### Aim
Exactly reproduce each entry, leaving out nothing.

===============

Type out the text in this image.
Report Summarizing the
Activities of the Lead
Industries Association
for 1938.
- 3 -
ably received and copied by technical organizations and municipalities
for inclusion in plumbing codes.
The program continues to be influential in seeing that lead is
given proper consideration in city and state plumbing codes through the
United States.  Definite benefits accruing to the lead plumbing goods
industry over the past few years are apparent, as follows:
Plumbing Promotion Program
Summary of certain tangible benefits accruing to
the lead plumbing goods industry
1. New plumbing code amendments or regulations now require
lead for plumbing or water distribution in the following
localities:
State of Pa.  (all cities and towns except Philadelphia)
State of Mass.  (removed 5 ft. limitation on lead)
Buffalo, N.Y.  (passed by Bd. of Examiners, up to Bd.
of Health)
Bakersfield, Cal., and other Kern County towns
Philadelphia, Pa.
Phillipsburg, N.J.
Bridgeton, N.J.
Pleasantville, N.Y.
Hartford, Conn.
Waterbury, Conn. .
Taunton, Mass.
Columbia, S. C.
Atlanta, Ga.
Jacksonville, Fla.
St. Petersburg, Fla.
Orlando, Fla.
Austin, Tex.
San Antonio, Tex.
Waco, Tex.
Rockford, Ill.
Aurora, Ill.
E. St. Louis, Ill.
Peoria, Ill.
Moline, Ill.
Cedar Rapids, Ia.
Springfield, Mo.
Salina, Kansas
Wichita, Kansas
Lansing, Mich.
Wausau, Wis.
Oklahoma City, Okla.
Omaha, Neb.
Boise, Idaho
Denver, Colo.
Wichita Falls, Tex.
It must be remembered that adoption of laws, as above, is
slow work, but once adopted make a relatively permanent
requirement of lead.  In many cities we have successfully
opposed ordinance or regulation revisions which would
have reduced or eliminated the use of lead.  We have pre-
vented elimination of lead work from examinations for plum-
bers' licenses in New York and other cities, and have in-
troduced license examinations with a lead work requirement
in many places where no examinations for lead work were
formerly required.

===============

### Answer below
Type out the text in this image.
Report Summarizing the
Activities of the Lead
Industries Association
for 1938.
- 3 -
ably received and copied by technical organizations and municipalities
for inclusion in plumbing codes.
The program continues to be influential in seeing that lead is
given proper consideration in city and state plumbing codes through the
United States.  Definite benefits accruing to the lead plumbing goods
industry over the past few years are apparent, as follows:
Plumbing Promotion Program
Summary of certain tangible benefits accruing to
the lead plumbing goods industry
1. New plumbing code amendments or regulations now require
lead for plumbing or water distribution in the following
localities:
State of Pa.  (all cities and towns except Philadelphia)
State of Mass.  (removed 5 ft. limitation on lead)
Buffalo, N.Y.  (passed by Bd. of Examiners, up to Bd.
of Health)
Bakersfield, Cal., and other Kern County towns
Philadelphia, Pa.
Phillipsburg, N.J.
Bridgeton, N.J.
Pleasantville, N.Y.
Hartford, Conn.
Waterbury, Conn. .
Taunton, Mass.
Columbia, S. C.
Atlanta, Ga.
Jacksonville, Fla.
St. Petersburg, Fla.
Orlando, Fla.
Austin, Tex.
San Antonio, Tex.
Waco, Tex.
Rockford, Ill.
Aurora, Ill.
E. St. Louis, Ill.
Peoria, Ill.
Moline, Ill.
Cedar Rapids, Ia.
Springfield, Mo.
Salina, Kansas
Wichita, Kansas
Lansing, Mich.
Wausau, Wis.
Oklahoma City, Okla.
Omaha, Neb.
Boise, Idaho
Denver, Colo.
Wichita Falls, Tex.
It must be remembered that adoption of laws, as above, is
slow work, but once adopted make a relatively permanent
requirement of lead.  In many cities we have successfully
opposed ordinance or regulation revisions which would
have reduced or eliminated the use of lead.  We have pre-
vented elimination of lead work from examinations for plum-
bers' licenses in New York and other cities, and have in-
troduced license examinations with a lead work requirement
in many places where no examinations for lead work were
formerly required.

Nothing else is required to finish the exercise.